Please count how many lines of the following rows contain the string "Contactar", with case taken into account, and give only that number.

(Excerpts from a layout annotation set)
|---|
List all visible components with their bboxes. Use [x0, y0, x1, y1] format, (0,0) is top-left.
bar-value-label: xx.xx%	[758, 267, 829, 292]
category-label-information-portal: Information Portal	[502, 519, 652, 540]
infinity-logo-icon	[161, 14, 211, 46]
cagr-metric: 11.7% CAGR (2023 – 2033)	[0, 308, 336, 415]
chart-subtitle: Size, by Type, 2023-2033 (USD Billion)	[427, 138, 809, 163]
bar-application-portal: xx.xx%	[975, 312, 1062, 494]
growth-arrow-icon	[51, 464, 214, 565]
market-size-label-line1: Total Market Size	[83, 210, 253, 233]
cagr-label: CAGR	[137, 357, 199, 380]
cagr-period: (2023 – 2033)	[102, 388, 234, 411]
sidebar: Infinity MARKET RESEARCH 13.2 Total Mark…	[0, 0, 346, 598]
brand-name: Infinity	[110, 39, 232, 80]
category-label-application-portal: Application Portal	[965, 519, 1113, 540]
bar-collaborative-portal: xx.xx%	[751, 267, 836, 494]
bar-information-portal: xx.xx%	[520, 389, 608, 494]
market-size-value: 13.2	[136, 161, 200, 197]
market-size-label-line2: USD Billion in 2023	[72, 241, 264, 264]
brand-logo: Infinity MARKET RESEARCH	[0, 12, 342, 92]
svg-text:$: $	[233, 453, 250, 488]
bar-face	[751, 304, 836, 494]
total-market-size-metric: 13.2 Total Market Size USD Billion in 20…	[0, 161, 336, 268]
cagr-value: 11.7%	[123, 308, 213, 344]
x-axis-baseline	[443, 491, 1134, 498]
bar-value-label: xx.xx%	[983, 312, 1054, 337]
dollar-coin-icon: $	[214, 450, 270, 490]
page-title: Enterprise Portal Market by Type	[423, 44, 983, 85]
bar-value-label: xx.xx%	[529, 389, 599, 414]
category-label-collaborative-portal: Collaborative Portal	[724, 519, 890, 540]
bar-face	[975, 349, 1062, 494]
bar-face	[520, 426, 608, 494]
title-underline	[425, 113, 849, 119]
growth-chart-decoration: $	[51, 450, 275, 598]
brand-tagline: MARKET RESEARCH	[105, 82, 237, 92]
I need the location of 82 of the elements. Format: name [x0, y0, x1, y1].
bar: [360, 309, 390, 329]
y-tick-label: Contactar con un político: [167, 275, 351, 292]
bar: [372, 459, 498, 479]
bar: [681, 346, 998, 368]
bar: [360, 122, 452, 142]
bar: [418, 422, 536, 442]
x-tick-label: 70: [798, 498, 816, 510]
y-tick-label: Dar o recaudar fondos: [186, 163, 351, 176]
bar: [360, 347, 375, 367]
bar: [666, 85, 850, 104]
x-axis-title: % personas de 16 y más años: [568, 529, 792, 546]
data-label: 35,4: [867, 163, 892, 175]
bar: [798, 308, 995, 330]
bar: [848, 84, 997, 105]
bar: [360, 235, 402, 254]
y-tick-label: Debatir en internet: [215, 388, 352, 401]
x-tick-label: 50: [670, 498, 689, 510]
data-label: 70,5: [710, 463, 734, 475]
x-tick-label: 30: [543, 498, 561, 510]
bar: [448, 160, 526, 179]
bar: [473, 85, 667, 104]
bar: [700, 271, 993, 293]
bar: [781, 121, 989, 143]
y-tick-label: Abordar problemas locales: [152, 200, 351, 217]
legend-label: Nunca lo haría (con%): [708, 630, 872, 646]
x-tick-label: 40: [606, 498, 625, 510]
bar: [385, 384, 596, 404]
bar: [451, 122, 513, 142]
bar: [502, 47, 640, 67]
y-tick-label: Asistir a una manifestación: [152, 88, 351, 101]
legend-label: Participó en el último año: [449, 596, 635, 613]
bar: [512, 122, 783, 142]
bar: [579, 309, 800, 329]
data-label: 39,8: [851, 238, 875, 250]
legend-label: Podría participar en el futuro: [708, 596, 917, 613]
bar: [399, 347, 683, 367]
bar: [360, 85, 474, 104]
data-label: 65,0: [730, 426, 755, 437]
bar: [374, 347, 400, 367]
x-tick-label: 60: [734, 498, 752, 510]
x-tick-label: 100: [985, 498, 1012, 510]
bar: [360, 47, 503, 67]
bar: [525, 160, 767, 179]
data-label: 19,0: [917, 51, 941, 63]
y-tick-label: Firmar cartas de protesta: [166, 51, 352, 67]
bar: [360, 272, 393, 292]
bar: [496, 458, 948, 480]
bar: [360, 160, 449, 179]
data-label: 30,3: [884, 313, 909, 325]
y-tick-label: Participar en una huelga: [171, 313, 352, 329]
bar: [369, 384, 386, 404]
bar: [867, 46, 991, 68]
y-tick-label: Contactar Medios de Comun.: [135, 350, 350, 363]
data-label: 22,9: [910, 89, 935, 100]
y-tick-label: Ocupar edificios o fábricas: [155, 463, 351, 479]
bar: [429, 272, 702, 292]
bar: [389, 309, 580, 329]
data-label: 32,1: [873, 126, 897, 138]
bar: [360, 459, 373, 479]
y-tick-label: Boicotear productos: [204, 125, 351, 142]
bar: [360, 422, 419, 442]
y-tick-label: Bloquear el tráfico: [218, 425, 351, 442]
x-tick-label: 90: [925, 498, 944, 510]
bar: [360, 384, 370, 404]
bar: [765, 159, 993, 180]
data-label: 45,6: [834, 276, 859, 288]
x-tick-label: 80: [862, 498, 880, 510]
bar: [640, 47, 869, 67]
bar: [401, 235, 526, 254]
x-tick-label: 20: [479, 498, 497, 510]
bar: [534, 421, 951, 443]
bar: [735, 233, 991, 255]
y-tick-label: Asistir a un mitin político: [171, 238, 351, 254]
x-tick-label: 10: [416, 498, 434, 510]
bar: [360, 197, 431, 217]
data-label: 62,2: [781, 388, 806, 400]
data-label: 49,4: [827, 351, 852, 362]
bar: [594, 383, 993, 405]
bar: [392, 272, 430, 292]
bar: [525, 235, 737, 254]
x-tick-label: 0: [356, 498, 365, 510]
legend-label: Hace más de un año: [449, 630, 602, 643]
|---|
Response - 2